● What is asked: Find all lines in the listing that include the word "JSON", then copy them.

Data items:
□ □ □ □ □ □ □

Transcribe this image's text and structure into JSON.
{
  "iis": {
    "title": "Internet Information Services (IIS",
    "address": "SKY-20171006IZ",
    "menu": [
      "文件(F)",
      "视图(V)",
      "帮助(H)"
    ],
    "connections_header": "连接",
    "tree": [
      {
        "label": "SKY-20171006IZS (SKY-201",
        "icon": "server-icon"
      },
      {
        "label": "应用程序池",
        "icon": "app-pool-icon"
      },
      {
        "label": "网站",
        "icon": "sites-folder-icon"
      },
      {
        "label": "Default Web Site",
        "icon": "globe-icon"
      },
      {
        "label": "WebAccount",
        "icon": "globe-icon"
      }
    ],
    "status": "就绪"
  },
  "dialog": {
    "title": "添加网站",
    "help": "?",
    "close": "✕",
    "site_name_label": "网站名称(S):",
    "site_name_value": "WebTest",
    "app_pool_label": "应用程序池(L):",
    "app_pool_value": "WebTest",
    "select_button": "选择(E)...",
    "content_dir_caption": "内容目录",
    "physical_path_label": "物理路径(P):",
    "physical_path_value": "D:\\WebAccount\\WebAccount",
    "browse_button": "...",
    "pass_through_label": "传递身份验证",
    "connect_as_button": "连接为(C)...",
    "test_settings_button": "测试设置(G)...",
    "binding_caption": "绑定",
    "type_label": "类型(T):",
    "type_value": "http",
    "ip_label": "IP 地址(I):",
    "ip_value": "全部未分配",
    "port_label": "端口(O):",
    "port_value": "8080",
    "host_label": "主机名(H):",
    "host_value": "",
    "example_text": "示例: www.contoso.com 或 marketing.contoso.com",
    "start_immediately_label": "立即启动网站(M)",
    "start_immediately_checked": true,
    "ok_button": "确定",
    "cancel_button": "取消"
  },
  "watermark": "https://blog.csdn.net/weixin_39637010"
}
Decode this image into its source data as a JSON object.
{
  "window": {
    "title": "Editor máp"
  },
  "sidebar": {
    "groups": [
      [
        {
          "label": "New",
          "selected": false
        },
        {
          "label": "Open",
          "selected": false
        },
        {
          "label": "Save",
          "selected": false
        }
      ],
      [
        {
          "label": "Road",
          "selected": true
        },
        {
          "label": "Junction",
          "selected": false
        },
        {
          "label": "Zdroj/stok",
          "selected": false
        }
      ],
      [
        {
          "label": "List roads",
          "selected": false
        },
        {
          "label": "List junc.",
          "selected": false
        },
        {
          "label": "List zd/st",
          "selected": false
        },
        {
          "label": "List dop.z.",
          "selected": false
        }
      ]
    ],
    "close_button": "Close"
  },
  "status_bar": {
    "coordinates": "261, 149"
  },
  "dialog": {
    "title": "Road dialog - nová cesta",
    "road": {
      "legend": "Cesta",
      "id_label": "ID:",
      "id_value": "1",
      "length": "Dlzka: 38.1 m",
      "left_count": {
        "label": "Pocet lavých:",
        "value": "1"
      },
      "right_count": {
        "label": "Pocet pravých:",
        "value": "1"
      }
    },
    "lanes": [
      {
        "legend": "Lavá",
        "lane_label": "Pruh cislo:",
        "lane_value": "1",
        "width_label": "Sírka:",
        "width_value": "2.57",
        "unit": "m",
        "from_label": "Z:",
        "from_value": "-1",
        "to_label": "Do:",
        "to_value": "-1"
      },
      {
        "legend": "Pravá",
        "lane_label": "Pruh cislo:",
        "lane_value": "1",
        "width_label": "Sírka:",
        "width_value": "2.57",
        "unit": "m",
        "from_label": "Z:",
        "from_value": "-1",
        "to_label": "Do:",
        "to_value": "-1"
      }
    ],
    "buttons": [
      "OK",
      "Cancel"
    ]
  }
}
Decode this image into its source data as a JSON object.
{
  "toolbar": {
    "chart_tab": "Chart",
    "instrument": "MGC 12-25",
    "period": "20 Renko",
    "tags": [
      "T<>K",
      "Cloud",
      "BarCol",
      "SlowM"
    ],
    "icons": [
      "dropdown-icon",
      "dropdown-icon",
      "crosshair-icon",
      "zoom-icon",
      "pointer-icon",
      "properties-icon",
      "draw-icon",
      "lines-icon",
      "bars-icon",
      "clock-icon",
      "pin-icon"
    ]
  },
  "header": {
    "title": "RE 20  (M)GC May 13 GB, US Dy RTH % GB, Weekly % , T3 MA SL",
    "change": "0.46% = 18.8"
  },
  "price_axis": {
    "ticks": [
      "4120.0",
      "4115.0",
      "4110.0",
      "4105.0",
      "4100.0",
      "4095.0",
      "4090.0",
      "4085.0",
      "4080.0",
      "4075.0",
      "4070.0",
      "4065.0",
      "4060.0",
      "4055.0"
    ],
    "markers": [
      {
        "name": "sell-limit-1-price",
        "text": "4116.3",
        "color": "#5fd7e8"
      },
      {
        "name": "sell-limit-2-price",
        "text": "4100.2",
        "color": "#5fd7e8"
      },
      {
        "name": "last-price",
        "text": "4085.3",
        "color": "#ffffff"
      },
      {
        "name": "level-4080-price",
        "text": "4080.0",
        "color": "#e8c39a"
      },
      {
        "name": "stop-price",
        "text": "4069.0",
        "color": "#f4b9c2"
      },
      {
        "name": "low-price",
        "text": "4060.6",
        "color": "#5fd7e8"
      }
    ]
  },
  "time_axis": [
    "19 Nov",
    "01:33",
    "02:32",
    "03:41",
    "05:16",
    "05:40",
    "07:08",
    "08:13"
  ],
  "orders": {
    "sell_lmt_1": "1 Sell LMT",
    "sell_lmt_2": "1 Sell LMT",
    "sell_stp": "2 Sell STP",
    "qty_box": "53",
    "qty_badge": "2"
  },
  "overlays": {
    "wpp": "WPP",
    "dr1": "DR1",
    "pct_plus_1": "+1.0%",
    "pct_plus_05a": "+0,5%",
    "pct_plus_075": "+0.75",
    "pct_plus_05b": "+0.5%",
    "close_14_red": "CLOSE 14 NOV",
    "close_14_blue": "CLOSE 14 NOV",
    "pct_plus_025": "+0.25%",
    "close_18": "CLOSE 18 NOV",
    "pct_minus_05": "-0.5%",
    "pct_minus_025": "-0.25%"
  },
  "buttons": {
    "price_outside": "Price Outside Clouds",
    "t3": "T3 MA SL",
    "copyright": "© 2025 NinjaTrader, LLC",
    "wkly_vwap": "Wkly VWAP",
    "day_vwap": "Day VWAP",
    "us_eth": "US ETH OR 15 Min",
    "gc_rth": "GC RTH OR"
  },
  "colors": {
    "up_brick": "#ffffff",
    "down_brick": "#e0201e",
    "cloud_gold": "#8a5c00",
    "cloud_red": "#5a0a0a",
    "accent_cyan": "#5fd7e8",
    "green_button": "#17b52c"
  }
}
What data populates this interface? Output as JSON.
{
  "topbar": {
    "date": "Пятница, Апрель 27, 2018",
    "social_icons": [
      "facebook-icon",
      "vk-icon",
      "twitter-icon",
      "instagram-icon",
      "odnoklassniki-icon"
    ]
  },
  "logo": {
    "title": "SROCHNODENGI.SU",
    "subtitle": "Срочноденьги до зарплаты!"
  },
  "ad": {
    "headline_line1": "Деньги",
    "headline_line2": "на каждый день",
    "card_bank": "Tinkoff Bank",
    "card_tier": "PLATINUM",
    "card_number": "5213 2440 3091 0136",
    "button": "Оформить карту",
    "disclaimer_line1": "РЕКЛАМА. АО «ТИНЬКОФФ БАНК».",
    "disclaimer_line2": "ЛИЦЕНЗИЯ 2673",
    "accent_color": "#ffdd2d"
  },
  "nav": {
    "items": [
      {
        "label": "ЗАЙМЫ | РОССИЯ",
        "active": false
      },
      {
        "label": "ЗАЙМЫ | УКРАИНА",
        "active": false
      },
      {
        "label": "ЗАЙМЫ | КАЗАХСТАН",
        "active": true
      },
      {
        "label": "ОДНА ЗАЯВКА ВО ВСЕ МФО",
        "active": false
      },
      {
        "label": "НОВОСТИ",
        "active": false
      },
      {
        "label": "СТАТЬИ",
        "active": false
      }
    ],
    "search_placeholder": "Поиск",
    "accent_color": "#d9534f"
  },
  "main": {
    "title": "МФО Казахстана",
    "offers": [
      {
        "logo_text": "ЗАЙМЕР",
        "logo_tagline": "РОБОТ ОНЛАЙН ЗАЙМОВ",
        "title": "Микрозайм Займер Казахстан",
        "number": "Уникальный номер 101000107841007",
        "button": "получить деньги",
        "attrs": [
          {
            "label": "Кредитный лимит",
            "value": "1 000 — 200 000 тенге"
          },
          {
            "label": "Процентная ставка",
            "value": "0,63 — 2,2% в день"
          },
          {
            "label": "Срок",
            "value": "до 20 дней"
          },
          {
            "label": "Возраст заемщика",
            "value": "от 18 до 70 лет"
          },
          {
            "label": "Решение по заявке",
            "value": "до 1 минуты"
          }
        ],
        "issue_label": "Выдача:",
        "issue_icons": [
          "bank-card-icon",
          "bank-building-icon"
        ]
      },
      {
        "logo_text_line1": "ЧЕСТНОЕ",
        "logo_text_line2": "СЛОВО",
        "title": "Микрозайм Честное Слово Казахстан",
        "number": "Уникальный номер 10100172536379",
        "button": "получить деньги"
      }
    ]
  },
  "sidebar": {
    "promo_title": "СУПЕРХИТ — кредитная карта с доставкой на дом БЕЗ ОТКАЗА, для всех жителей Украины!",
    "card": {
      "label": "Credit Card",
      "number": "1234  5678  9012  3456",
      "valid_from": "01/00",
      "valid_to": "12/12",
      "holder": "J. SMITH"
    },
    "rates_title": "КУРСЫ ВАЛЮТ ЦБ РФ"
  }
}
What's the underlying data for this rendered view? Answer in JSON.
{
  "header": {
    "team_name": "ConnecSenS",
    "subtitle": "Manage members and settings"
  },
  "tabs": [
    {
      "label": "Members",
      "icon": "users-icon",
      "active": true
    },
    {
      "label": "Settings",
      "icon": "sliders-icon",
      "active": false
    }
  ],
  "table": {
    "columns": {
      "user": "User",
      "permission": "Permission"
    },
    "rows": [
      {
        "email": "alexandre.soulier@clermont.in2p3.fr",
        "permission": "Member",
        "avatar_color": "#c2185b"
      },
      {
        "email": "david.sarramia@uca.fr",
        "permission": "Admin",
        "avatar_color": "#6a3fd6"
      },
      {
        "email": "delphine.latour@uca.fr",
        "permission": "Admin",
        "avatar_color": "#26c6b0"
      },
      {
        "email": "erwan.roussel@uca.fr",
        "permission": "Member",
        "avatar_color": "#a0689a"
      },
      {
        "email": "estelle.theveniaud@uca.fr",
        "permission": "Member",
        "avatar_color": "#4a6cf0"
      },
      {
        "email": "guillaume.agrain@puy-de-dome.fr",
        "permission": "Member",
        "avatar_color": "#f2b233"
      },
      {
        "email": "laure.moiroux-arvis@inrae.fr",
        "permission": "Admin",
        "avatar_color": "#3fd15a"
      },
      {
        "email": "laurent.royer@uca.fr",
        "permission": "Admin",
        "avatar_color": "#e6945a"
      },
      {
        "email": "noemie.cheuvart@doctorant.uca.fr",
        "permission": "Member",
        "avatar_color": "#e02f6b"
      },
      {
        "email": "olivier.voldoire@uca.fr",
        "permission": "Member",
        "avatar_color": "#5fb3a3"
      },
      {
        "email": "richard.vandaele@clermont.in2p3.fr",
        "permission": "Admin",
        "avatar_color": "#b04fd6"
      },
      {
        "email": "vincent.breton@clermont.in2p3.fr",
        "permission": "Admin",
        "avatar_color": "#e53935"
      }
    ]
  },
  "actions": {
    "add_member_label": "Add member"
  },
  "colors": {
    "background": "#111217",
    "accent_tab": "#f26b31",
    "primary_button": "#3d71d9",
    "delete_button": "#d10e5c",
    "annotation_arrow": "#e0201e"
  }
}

□ □ □ □ □ □ □

● The completed task:
Transcribe this image's text and structure into JSON.
Decode this image into its source data as a JSON object.
Decode this image into its source data as a JSON object.
What data populates this interface? Output as JSON.
What's the underlying data for this rendered view? Answer in JSON.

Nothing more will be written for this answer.